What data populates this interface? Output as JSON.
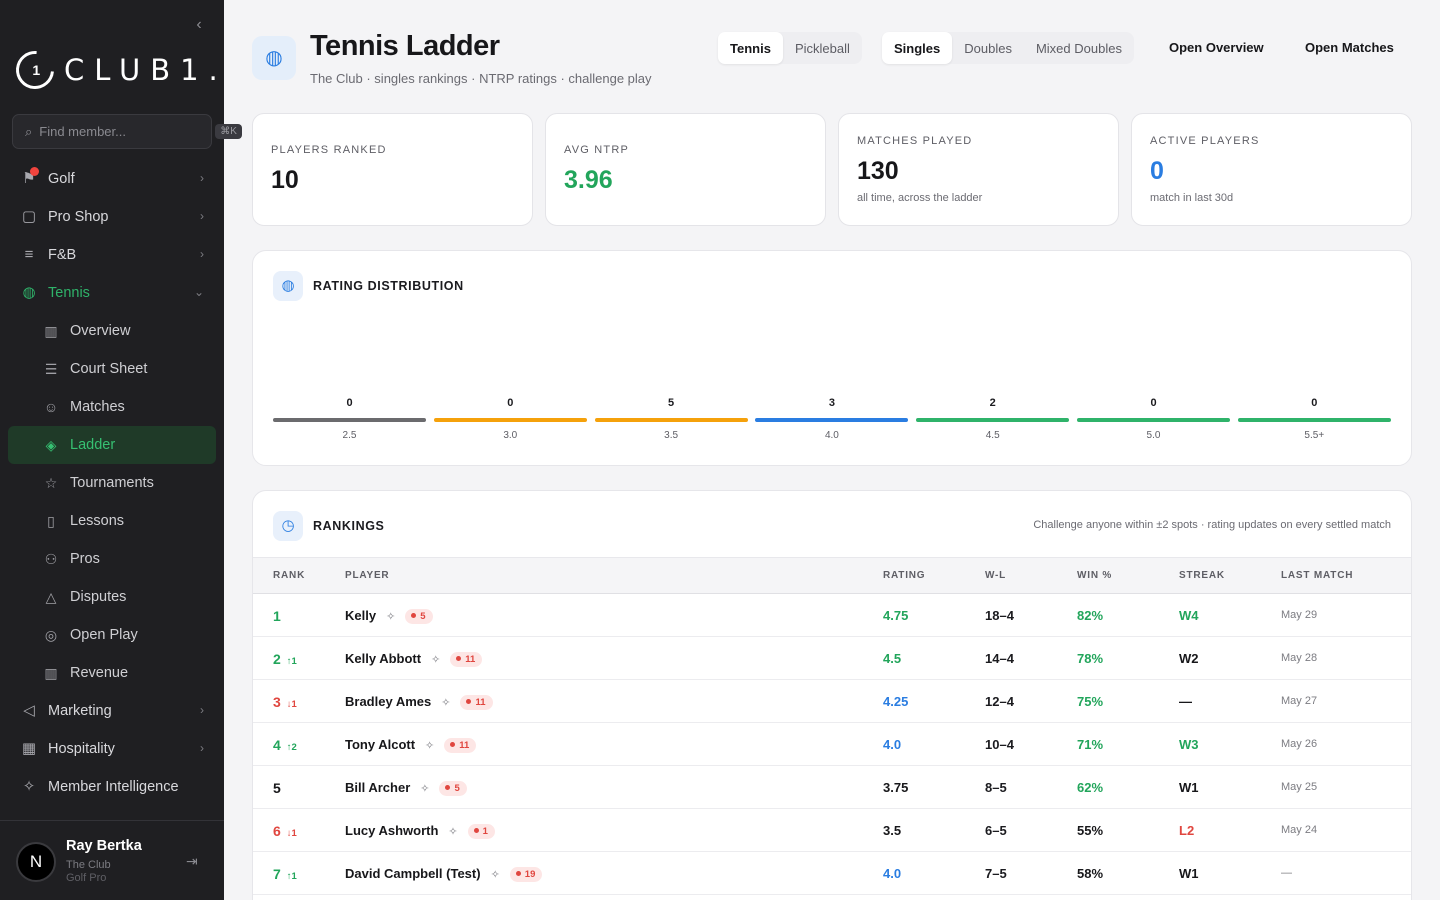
{
  "sidebar": {
    "collapse_icon": "chevron-left-icon",
    "logo": {
      "mark": "1",
      "text": "CLUB1."
    },
    "search": {
      "placeholder": "Find member...",
      "shortcut": "⌘K"
    },
    "nav": [
      {
        "label": "Golf",
        "icon": "flag-icon",
        "badge_dot": true
      },
      {
        "label": "Pro Shop",
        "icon": "bag-icon"
      },
      {
        "label": "F&B",
        "icon": "utensils-icon"
      },
      {
        "label": "Tennis",
        "icon": "tennis-ball-icon",
        "open": true
      }
    ],
    "tennis_sub": [
      {
        "label": "Overview",
        "icon": "bar-chart-icon"
      },
      {
        "label": "Court Sheet",
        "icon": "list-icon"
      },
      {
        "label": "Matches",
        "icon": "smile-icon"
      },
      {
        "label": "Ladder",
        "icon": "layers-icon",
        "active": true
      },
      {
        "label": "Tournaments",
        "icon": "star-icon"
      },
      {
        "label": "Lessons",
        "icon": "book-icon"
      },
      {
        "label": "Pros",
        "icon": "users-icon"
      },
      {
        "label": "Disputes",
        "icon": "warning-icon"
      },
      {
        "label": "Open Play",
        "icon": "check-circle-icon"
      },
      {
        "label": "Revenue",
        "icon": "bar-chart-icon"
      }
    ],
    "nav_after": [
      {
        "label": "Marketing",
        "icon": "megaphone-icon"
      },
      {
        "label": "Hospitality",
        "icon": "building-icon"
      },
      {
        "label": "Member Intelligence",
        "icon": "sparkle-icon",
        "no_chevron": true
      }
    ],
    "user": {
      "initial": "N",
      "name": "Ray Bertka",
      "club": "The Club",
      "role": "Golf Pro"
    }
  },
  "header": {
    "title": "Tennis Ladder",
    "subtitle": "The Club · singles rankings · NTRP ratings · challenge play",
    "sport_tabs": [
      "Tennis",
      "Pickleball"
    ],
    "format_tabs": [
      "Singles",
      "Doubles",
      "Mixed Doubles"
    ],
    "links": [
      "Open Overview",
      "Open Matches"
    ]
  },
  "stats": [
    {
      "label": "PLAYERS RANKED",
      "value": "10",
      "note": "",
      "color": "#17171a"
    },
    {
      "label": "AVG NTRP",
      "value": "3.96",
      "note": "",
      "color": "#22a55b"
    },
    {
      "label": "MATCHES PLAYED",
      "value": "130",
      "note": "all time, across the ladder",
      "color": "#17171a"
    },
    {
      "label": "ACTIVE PLAYERS",
      "value": "0",
      "note": "match in last 30d",
      "color": "#2a7de1"
    }
  ],
  "distribution": {
    "title": "RATING DISTRIBUTION",
    "bins": [
      {
        "label": "2.5",
        "count": "0",
        "color": "#6b6b6e"
      },
      {
        "label": "3.0",
        "count": "0",
        "color": "#f5a10b"
      },
      {
        "label": "3.5",
        "count": "5",
        "color": "#f5a10b"
      },
      {
        "label": "4.0",
        "count": "3",
        "color": "#2a7de1"
      },
      {
        "label": "4.5",
        "count": "2",
        "color": "#2fb36a"
      },
      {
        "label": "5.0",
        "count": "0",
        "color": "#2fb36a"
      },
      {
        "label": "5.5+",
        "count": "0",
        "color": "#2fb36a"
      }
    ]
  },
  "rankings": {
    "title": "RANKINGS",
    "note": "Challenge anyone within ±2 spots · rating updates on every settled match",
    "columns": [
      "RANK",
      "PLAYER",
      "RATING",
      "W-L",
      "WIN %",
      "STREAK",
      "LAST MATCH"
    ],
    "rows": [
      {
        "rank": "1",
        "move": "",
        "dir": "",
        "name": "Kelly",
        "pill": "5",
        "rating": "4.75",
        "rating_color": "#22a55b",
        "wl": "18–4",
        "win": "82%",
        "win_color": "#22a55b",
        "streak": "W4",
        "streak_color": "#22a55b",
        "last": "May 29"
      },
      {
        "rank": "2",
        "move": "↑1",
        "dir": "up",
        "name": "Kelly Abbott",
        "pill": "11",
        "rating": "4.5",
        "rating_color": "#22a55b",
        "wl": "14–4",
        "win": "78%",
        "win_color": "#22a55b",
        "streak": "W2",
        "streak_color": "#17171a",
        "last": "May 28"
      },
      {
        "rank": "3",
        "move": "↓1",
        "dir": "down",
        "name": "Bradley Ames",
        "pill": "11",
        "rating": "4.25",
        "rating_color": "#2a7de1",
        "wl": "12–4",
        "win": "75%",
        "win_color": "#22a55b",
        "streak": "—",
        "streak_color": "#17171a",
        "last": "May 27"
      },
      {
        "rank": "4",
        "move": "↑2",
        "dir": "up",
        "name": "Tony Alcott",
        "pill": "11",
        "rating": "4.0",
        "rating_color": "#2a7de1",
        "wl": "10–4",
        "win": "71%",
        "win_color": "#22a55b",
        "streak": "W3",
        "streak_color": "#22a55b",
        "last": "May 26"
      },
      {
        "rank": "5",
        "move": "",
        "dir": "",
        "name": "Bill Archer",
        "pill": "5",
        "rating": "3.75",
        "rating_color": "#17171a",
        "wl": "8–5",
        "win": "62%",
        "win_color": "#22a55b",
        "streak": "W1",
        "streak_color": "#17171a",
        "last": "May 25"
      },
      {
        "rank": "6",
        "move": "↓1",
        "dir": "down",
        "name": "Lucy Ashworth",
        "pill": "1",
        "rating": "3.5",
        "rating_color": "#17171a",
        "wl": "6–5",
        "win": "55%",
        "win_color": "#17171a",
        "streak": "L2",
        "streak_color": "#e0463f",
        "last": "May 24"
      },
      {
        "rank": "7",
        "move": "↑1",
        "dir": "up",
        "name": "David Campbell (Test)",
        "pill": "19",
        "rating": "4.0",
        "rating_color": "#2a7de1",
        "wl": "7–5",
        "win": "58%",
        "win_color": "#17171a",
        "streak": "W1",
        "streak_color": "#17171a",
        "last": "—"
      }
    ]
  }
}
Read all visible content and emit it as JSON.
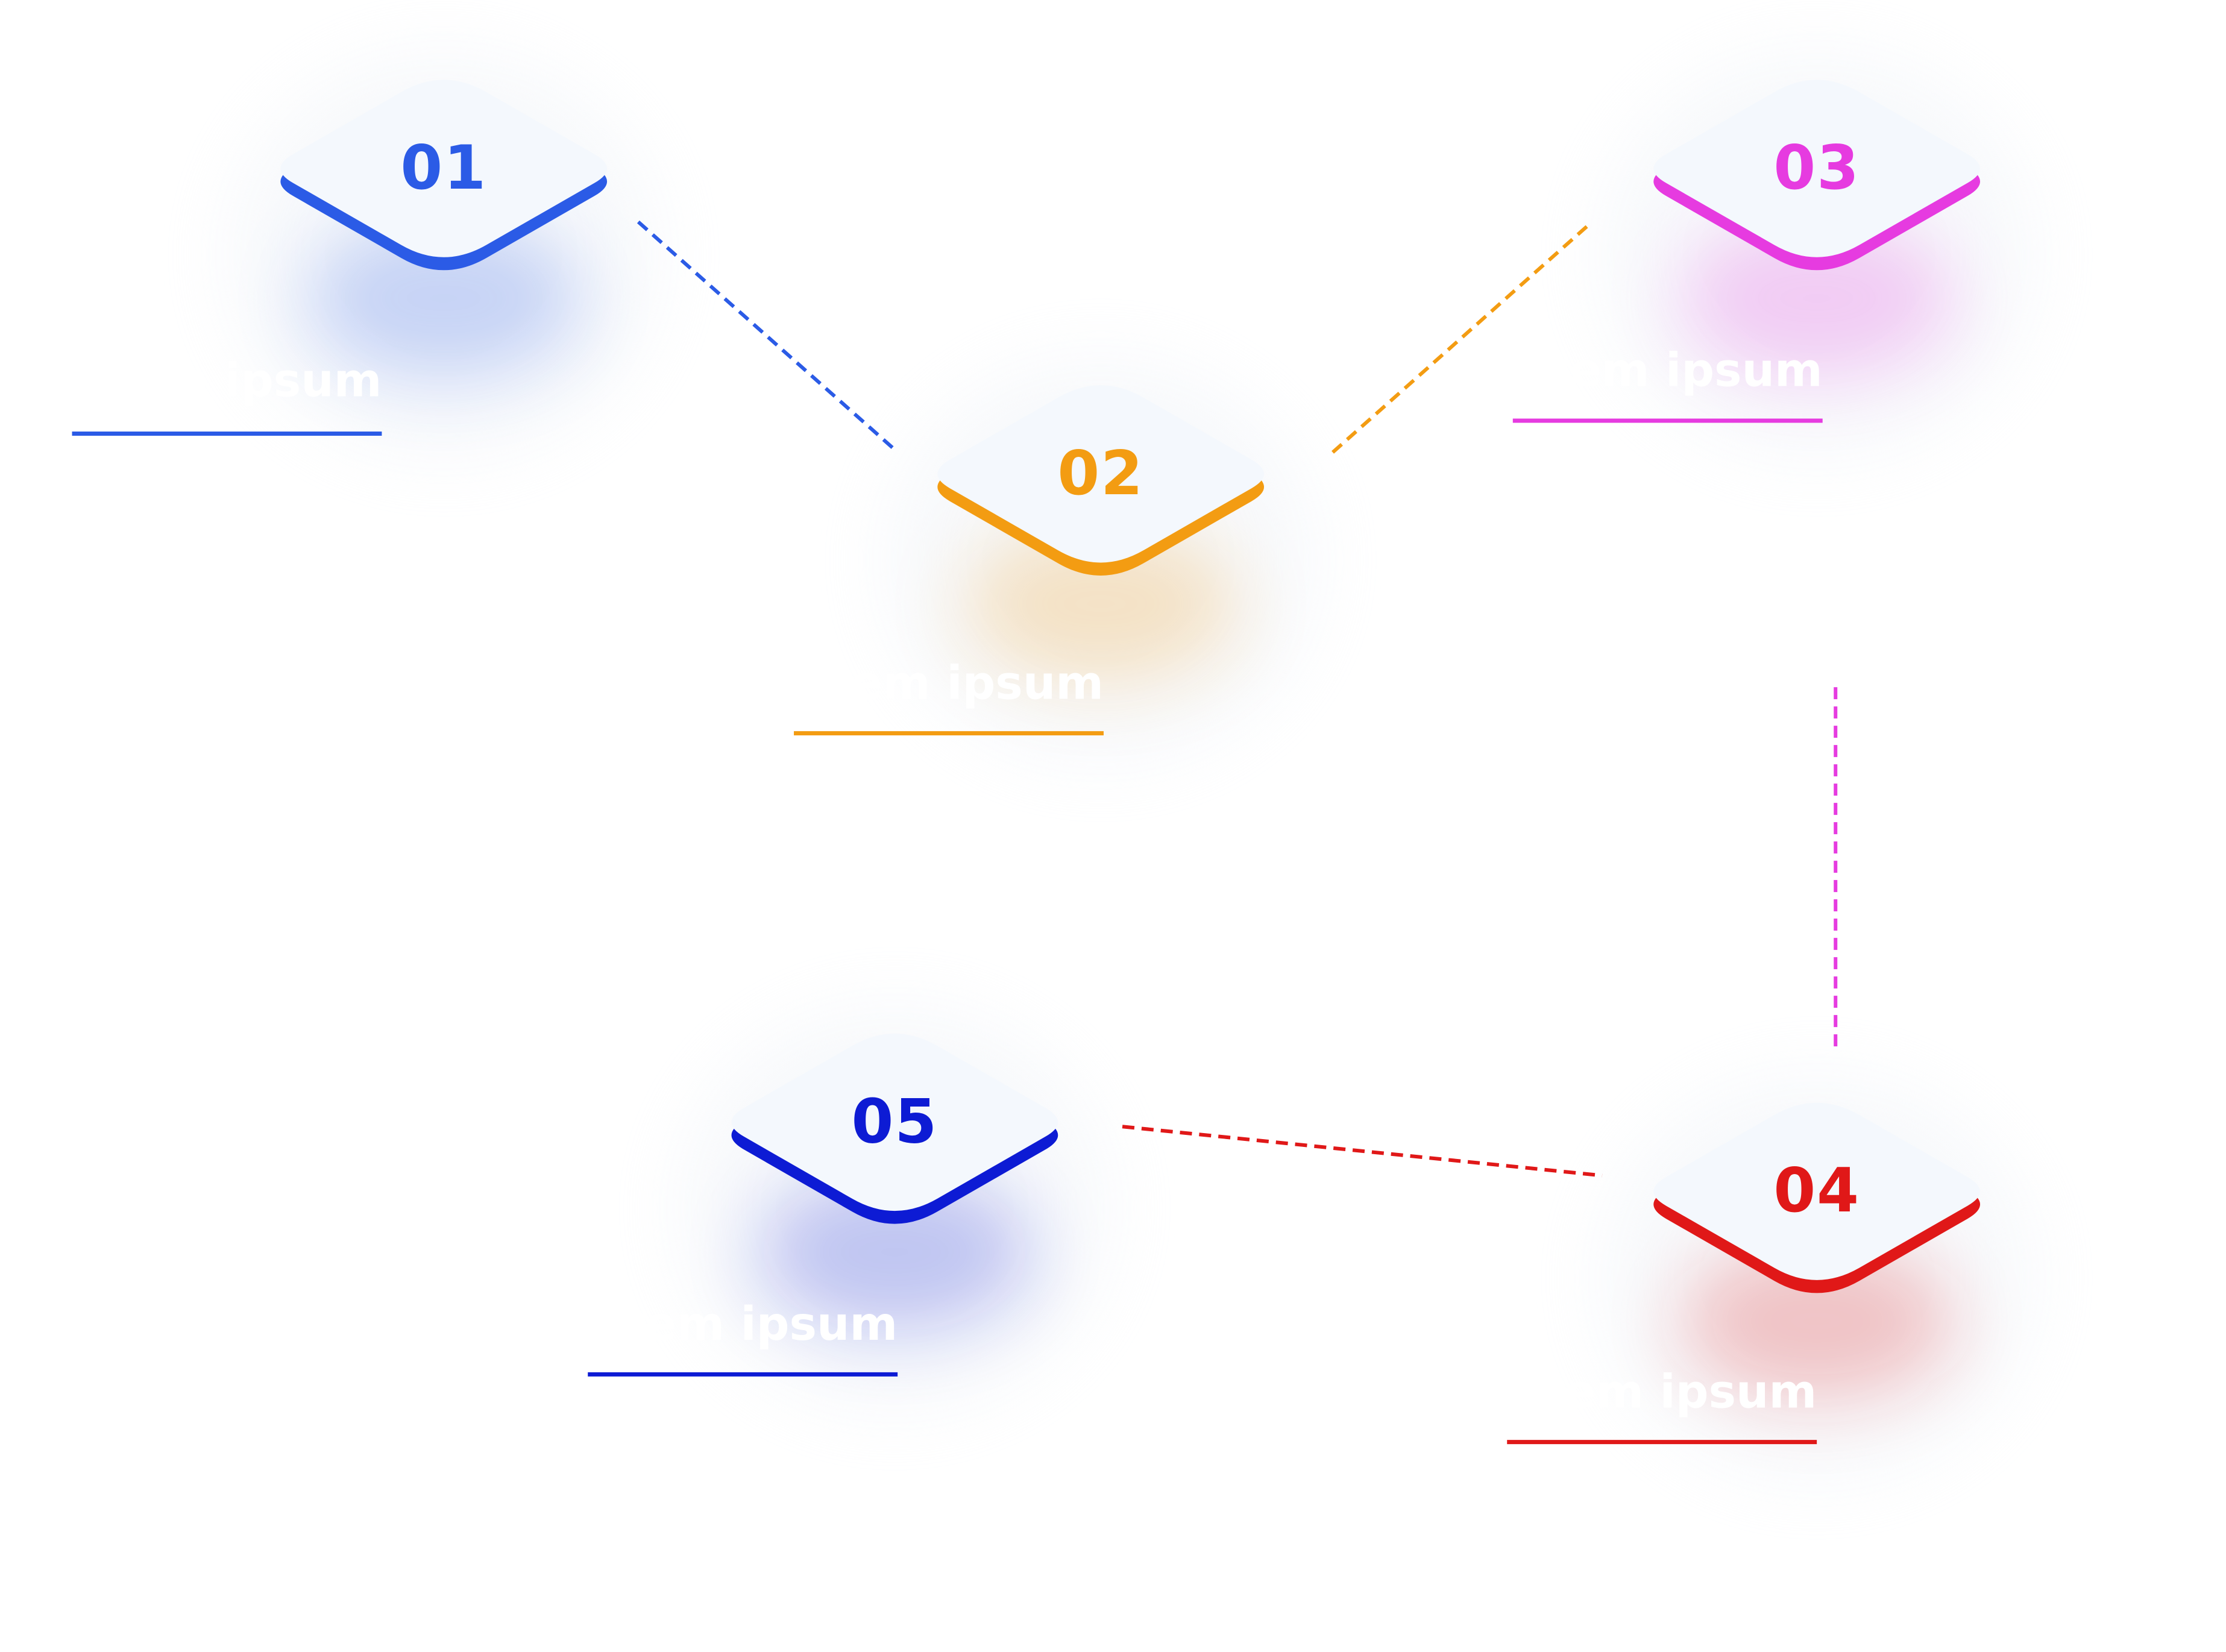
{
  "nodes": [
    {
      "id": "01",
      "number": "01",
      "caption": "Lorem ipsum",
      "color": "#2b5be6"
    },
    {
      "id": "02",
      "number": "02",
      "caption": "Lorem ipsum",
      "color": "#f39c12"
    },
    {
      "id": "03",
      "number": "03",
      "caption": "Lorem ipsum",
      "color": "#e63be0"
    },
    {
      "id": "04",
      "number": "04",
      "caption": "Lorem ipsum",
      "color": "#e01818"
    },
    {
      "id": "05",
      "number": "05",
      "caption": "Lorem ipsum",
      "color": "#0d1bd4"
    }
  ],
  "connectors": [
    {
      "from": "01",
      "to": "02",
      "color": "#2b5be6",
      "style": "dashed"
    },
    {
      "from": "02",
      "to": "03",
      "color": "#f39c12",
      "style": "dashed"
    },
    {
      "from": "03",
      "to": "04",
      "color": "#e63be0",
      "style": "dashed"
    },
    {
      "from": "05",
      "to": "04",
      "color": "#e01818",
      "style": "dashed"
    }
  ],
  "tile_face_color": "#f4f8fd",
  "caption_text_color": "#ffffff"
}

━━━━━━

Written task
Give back the entries verbatim. Do not include any picture.

Output for this task
What data populates this interface? Output as JSON.
{
  "sidebar": {
    "collapse_icon": "chevron-left-icon",
    "logo": {
      "mark": "1",
      "text": "CLUB1."
    },
    "search": {
      "placeholder": "Find member...",
      "shortcut": "⌘K"
    },
    "nav": [
      {
        "label": "Golf",
        "icon": "flag-icon",
        "badge_dot": true
      },
      {
        "label": "Pro Shop",
        "icon": "bag-icon"
      },
      {
        "label": "F&B",
        "icon": "utensils-icon"
      },
      {
        "label": "Tennis",
        "icon": "tennis-ball-icon",
        "open": true
      }
    ],
    "tennis_sub": [
      {
        "label": "Overview",
        "icon": "bar-chart-icon"
      },
      {
        "label": "Court Sheet",
        "icon": "list-icon"
      },
      {
        "label": "Matches",
        "icon": "smile-icon"
      },
      {
        "label": "Ladder",
        "icon": "layers-icon",
        "active": true
      },
      {
        "label": "Tournaments",
        "icon": "star-icon"
      },
      {
        "label": "Lessons",
        "icon": "book-icon"
      },
      {
        "label": "Pros",
        "icon": "users-icon"
      },
      {
        "label": "Disputes",
        "icon": "warning-icon"
      },
      {
        "label": "Open Play",
        "icon": "check-circle-icon"
      },
      {
        "label": "Revenue",
        "icon": "bar-chart-icon"
      }
    ],
    "nav_after": [
      {
        "label": "Marketing",
        "icon": "megaphone-icon"
      },
      {
        "label": "Hospitality",
        "icon": "building-icon"
      },
      {
        "label": "Member Intelligence",
        "icon": "sparkle-icon",
        "no_chevron": true
      }
    ],
    "user": {
      "initial": "N",
      "name": "Ray Bertka",
      "club": "The Club",
      "role": "Golf Pro"
    }
  },
  "header": {
    "title": "Tennis Ladder",
    "subtitle": "The Club · singles rankings · NTRP ratings · challenge play",
    "sport_tabs": [
      "Tennis",
      "Pickleball"
    ],
    "format_tabs": [
      "Singles",
      "Doubles",
      "Mixed Doubles"
    ],
    "links": [
      "Open Overview",
      "Open Matches"
    ]
  },
  "stats": [
    {
      "label": "PLAYERS RANKED",
      "value": "10",
      "note": "",
      "color": "#17171a"
    },
    {
      "label": "AVG NTRP",
      "value": "3.96",
      "note": "",
      "color": "#22a55b"
    },
    {
      "label": "MATCHES PLAYED",
      "value": "130",
      "note": "all time, across the ladder",
      "color": "#17171a"
    },
    {
      "label": "ACTIVE PLAYERS",
      "value": "0",
      "note": "match in last 30d",
      "color": "#2a7de1"
    }
  ],
  "distribution": {
    "title": "RATING DISTRIBUTION",
    "bins": [
      {
        "label": "2.5",
        "count": "0",
        "color": "#6b6b6e"
      },
      {
        "label": "3.0",
        "count": "0",
        "color": "#f5a10b"
      },
      {
        "label": "3.5",
        "count": "5",
        "color": "#f5a10b"
      },
      {
        "label": "4.0",
        "count": "3",
        "color": "#2a7de1"
      },
      {
        "label": "4.5",
        "count": "2",
        "color": "#2fb36a"
      },
      {
        "label": "5.0",
        "count": "0",
        "color": "#2fb36a"
      },
      {
        "label": "5.5+",
        "count": "0",
        "color": "#2fb36a"
      }
    ]
  },
  "rankings": {
    "title": "RANKINGS",
    "note": "Challenge anyone within ±2 spots · rating updates on every settled match",
    "columns": [
      "RANK",
      "PLAYER",
      "RATING",
      "W-L",
      "WIN %",
      "STREAK",
      "LAST MATCH"
    ],
    "rows": [
      {
        "rank": "1",
        "move": "",
        "dir": "",
        "name": "Kelly",
        "pill": "5",
        "rating": "4.75",
        "rating_color": "#22a55b",
        "wl": "18–4",
        "win": "82%",
        "win_color": "#22a55b",
        "streak": "W4",
        "streak_color": "#22a55b",
        "last": "May 29"
      },
      {
        "rank": "2",
        "move": "↑1",
        "dir": "up",
        "name": "Kelly Abbott",
        "pill": "11",
        "rating": "4.5",
        "rating_color": "#22a55b",
        "wl": "14–4",
        "win": "78%",
        "win_color": "#22a55b",
        "streak": "W2",
        "streak_color": "#17171a",
        "last": "May 28"
      },
      {
        "rank": "3",
        "move": "↓1",
        "dir": "down",
        "name": "Bradley Ames",
        "pill": "11",
        "rating": "4.25",
        "rating_color": "#2a7de1",
        "wl": "12–4",
        "win": "75%",
        "win_color": "#22a55b",
        "streak": "—",
        "streak_color": "#17171a",
        "last": "May 27"
      },
      {
        "rank": "4",
        "move": "↑2",
        "dir": "up",
        "name": "Tony Alcott",
        "pill": "11",
        "rating": "4.0",
        "rating_color": "#2a7de1",
        "wl": "10–4",
        "win": "71%",
        "win_color": "#22a55b",
        "streak": "W3",
        "streak_color": "#22a55b",
        "last": "May 26"
      },
      {
        "rank": "5",
        "move": "",
        "dir": "",
        "name": "Bill Archer",
        "pill": "5",
        "rating": "3.75",
        "rating_color": "#17171a",
        "wl": "8–5",
        "win": "62%",
        "win_color": "#22a55b",
        "streak": "W1",
        "streak_color": "#17171a",
        "last": "May 25"
      },
      {
        "rank": "6",
        "move": "↓1",
        "dir": "down",
        "name": "Lucy Ashworth",
        "pill": "1",
        "rating": "3.5",
        "rating_color": "#17171a",
        "wl": "6–5",
        "win": "55%",
        "win_color": "#17171a",
        "streak": "L2",
        "streak_color": "#e0463f",
        "last": "May 24"
      },
      {
        "rank": "7",
        "move": "↑1",
        "dir": "up",
        "name": "David Campbell (Test)",
        "pill": "19",
        "rating": "4.0",
        "rating_color": "#2a7de1",
        "wl": "7–5",
        "win": "58%",
        "win_color": "#17171a",
        "streak": "W1",
        "streak_color": "#17171a",
        "last": "—"
      }
    ]
  }
}
Read all visible content and emit it as JSON.
{
  "nodes": [
    {
      "id": "01",
      "number": "01",
      "caption": "Lorem ipsum",
      "color": "#2b5be6"
    },
    {
      "id": "02",
      "number": "02",
      "caption": "Lorem ipsum",
      "color": "#f39c12"
    },
    {
      "id": "03",
      "number": "03",
      "caption": "Lorem ipsum",
      "color": "#e63be0"
    },
    {
      "id": "04",
      "number": "04",
      "caption": "Lorem ipsum",
      "color": "#e01818"
    },
    {
      "id": "05",
      "number": "05",
      "caption": "Lorem ipsum",
      "color": "#0d1bd4"
    }
  ],
  "connectors": [
    {
      "from": "01",
      "to": "02",
      "color": "#2b5be6",
      "style": "dashed"
    },
    {
      "from": "02",
      "to": "03",
      "color": "#f39c12",
      "style": "dashed"
    },
    {
      "from": "03",
      "to": "04",
      "color": "#e63be0",
      "style": "dashed"
    },
    {
      "from": "05",
      "to": "04",
      "color": "#e01818",
      "style": "dashed"
    }
  ],
  "tile_face_color": "#f4f8fd",
  "caption_text_color": "#ffffff"
}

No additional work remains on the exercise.